▶ _Task goal_
Only lines with the string "cuius" matter here; gather them from the material below.

##############################

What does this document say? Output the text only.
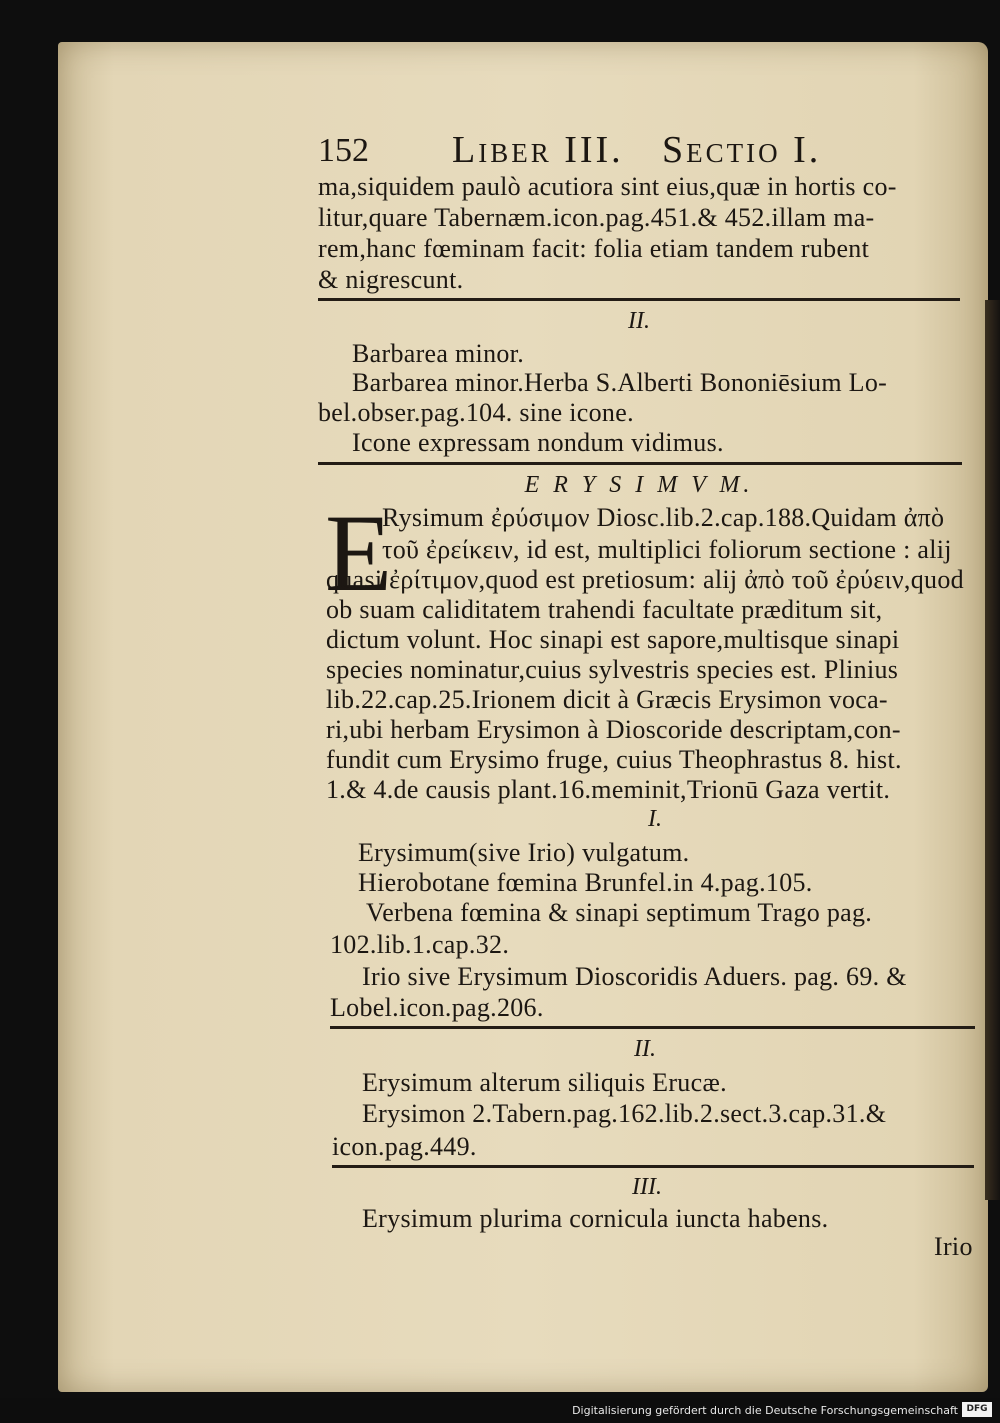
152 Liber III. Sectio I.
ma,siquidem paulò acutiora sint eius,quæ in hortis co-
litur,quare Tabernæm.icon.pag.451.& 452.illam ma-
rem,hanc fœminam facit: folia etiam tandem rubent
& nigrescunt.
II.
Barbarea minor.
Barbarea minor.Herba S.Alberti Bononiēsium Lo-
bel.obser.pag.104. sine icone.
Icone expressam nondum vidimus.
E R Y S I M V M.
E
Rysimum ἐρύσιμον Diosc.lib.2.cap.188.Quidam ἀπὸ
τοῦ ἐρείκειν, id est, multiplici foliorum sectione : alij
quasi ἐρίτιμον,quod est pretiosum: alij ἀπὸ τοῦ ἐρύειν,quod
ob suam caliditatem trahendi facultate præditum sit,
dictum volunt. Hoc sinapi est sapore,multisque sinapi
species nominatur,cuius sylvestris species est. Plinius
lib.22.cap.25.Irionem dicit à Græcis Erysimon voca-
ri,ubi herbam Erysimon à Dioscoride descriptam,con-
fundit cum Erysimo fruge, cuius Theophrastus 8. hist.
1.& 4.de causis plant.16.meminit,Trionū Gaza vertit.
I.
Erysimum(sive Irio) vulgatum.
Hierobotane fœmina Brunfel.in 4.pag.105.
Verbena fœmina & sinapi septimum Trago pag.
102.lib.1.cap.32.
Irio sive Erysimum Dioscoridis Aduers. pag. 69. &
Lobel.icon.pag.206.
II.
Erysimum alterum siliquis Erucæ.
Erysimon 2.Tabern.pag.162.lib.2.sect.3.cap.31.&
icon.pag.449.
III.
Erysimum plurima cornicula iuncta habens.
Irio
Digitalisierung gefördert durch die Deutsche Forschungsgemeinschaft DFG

##############################

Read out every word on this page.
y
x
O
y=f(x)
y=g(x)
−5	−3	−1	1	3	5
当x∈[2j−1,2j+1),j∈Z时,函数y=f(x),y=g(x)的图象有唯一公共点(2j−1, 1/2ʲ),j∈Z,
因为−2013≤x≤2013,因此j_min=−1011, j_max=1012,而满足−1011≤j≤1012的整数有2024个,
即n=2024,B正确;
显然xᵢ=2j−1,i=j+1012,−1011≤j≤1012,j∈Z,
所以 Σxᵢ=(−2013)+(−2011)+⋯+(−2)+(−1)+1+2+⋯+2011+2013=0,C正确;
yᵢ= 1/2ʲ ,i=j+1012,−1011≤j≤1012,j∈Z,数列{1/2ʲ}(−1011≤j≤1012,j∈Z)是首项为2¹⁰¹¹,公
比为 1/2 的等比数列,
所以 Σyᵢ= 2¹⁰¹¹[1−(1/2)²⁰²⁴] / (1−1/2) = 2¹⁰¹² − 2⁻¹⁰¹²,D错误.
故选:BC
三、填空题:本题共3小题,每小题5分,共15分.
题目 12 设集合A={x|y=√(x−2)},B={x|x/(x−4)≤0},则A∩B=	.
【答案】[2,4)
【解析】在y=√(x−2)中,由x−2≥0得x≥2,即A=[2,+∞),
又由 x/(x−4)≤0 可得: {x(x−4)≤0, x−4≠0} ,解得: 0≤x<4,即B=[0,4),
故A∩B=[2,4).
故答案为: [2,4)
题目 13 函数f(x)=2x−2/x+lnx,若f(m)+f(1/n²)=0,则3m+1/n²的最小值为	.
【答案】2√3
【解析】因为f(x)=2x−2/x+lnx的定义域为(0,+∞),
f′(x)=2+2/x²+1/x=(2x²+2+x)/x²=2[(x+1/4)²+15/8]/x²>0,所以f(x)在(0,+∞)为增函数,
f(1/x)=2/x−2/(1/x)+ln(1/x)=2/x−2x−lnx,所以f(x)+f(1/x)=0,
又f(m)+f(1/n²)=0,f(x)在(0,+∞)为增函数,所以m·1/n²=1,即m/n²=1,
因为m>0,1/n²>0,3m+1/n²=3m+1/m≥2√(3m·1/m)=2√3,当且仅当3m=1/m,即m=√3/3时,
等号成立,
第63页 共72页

##############################

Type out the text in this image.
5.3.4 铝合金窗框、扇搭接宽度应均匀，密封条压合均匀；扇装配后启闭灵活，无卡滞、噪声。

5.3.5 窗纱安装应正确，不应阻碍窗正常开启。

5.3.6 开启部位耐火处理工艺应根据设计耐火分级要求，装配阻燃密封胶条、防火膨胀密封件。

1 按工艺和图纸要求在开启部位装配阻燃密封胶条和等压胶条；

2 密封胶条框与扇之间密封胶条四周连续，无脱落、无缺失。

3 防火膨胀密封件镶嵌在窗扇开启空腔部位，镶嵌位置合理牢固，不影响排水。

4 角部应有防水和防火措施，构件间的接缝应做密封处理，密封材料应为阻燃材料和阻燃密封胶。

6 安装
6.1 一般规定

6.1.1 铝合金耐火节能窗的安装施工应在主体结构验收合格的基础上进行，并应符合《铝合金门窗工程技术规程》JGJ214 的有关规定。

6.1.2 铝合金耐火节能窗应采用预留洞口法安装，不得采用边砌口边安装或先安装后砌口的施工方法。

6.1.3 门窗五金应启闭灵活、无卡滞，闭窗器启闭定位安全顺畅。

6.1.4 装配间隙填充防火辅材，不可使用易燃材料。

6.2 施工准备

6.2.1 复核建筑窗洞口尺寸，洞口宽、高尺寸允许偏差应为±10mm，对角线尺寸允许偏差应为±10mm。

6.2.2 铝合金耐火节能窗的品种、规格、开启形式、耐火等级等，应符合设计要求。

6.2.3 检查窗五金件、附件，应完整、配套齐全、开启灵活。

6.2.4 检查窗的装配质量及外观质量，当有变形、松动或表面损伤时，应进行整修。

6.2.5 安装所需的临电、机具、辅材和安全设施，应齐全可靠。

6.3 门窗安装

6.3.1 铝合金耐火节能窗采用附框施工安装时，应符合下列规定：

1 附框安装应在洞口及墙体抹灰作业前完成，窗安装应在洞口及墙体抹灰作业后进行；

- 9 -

##############################

▶ _Complete output_
species nominatur,cuius sylvestris species est. Plinius
fundit cum Erysimo fruge, cuius Theophrastus 8. hist.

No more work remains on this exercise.